• _What needs to be done_:
Using the passage on India's bid to join the NSG, answer these:
(a) How many members support India, according to the passage?
(b) Did India gain entry into the NSG during the June plenary?
(c) Which poet does the closing paragraph quote?

• _Passage shown_:
[Start of section]

What are the stakes involved? For India, the logical sequel to the Indo-US civil nuclear agreement of 2008 and the concomitant NSG waiver followed by entry into the Missile Technology Control Regime is membership of the NSG; for this will not only give total legitimacy to India’s nuclear aspirations but also, by entering the larger nuclear establishment, it will substantially contribute towards global nuclear stability. It also provides regulated and unimpeded access to technology. However, has China’s stonewalling worked? Given the circumstances that China finds itself in, clearly, not for long.  Also, New Delhi has thrown the gauntlet to China in a manner that most states are hesitant to in recent times; it’s flanking bid to gain entry to the NSG despite China, is suggesting new terms for global nuclear politics. The good news is that she carries the weight of more than 38 members in support including all major players. The initiation of an informal consultative process chaired by the outgoing chairperson of the NSG (who was actively involved in promoting India’s case) to continue examination of India’s basis for admission and the US continued advancement of the case are indicative of things to come.

In the event, India did not gain entry into the NSG during the June plenary. However, the robust thrust on the issue underscores a critical refrain: that the long-held perceptions of Indian foreign policy being ineffectual, non-aligned, placatory and unable to shape geo-political events are a thing of the past. That India will gain entry into the NSG, with the support it has garnered, is a foregone conclusion if not now, most certainly in the immediate future. If there are delays, it is solely due to China’s obstinacy, which is double edged, for it exposes to the world that China has no intention of accommodating Indian aspirations in favour of promoting ‘questionable’ interests and remains indifferent to the idea of mutuality. In this context, one must not so easily forget the lessons of the lead-in to the Sino-Indian war of 1962. The Indian plea in 1960 to arrive at a border agreement amicably based on all that India had done to gain China’s communist government legitimacy despite invasion of Tibet and Korea, fell on (Prime Minister Chou En-lai’s) deaf ears. If there is one lesson to be learned from China’s machinations, it is that the Politburo respects power and has scant respect for history or for any rule book that is not self-serving. Events in the South China Sea, making chattels of sea lines of communication and points of ingress of trade, brooking no competition where access to resources is concerned are all a continuum of its unrelenting march to strategic control; and this march cannot but look askance at the emerging challenge of India’s endeavours. For India’s foreign policy establishment, this must be seen as a fortuitous setting to find itself in provided it continuously questions China for its autocratic ways, its territorial thirst, its nuclear proliferatory dealings with Pakistan and North Korea, its disregard for the hazards of global terror and critically the legitimacy of its leadership. It is only then that India can proactively be a factor in global outcomes. Moves to stage a lateral entry into the NSG, securing Indo-US partnership in the interest of bringing about a strategic equilibrium in the Indo-Pacific and gaining membership to the MTCR are all symptomatic that India’s foreign policy and posture have come of age.

Observing recent events the prolific poet and realist, Walt Whitman, would agree that “now that the orchestra have sufficiently tuned their instruments and the baton has given the signal to play” Modi’s addendum that it “was best that a new symphony be played” is most appropriate.

[End of section]

• _Records supplied_:
[Start of section]

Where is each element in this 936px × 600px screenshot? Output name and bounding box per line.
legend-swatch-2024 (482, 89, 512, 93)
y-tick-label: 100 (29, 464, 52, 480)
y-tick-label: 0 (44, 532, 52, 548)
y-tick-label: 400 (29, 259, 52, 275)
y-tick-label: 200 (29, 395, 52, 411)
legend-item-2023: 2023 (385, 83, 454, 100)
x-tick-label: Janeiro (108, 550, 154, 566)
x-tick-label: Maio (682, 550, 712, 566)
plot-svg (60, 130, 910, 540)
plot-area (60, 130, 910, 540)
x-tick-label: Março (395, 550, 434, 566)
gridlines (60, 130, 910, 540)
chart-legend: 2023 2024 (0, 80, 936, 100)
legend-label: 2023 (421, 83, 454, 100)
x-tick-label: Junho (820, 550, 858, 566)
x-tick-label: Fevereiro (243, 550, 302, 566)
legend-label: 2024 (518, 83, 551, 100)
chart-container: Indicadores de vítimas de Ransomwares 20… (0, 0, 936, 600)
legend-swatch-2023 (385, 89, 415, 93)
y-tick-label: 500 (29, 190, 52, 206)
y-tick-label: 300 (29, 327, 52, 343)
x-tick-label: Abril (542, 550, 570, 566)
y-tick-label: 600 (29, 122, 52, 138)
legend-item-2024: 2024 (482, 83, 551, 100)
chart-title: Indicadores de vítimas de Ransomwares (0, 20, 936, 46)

[End of section]

• _Response area_:
(a) More than 38 members, including all major players.
(b) No, it did not.
(c) Walt Whitman.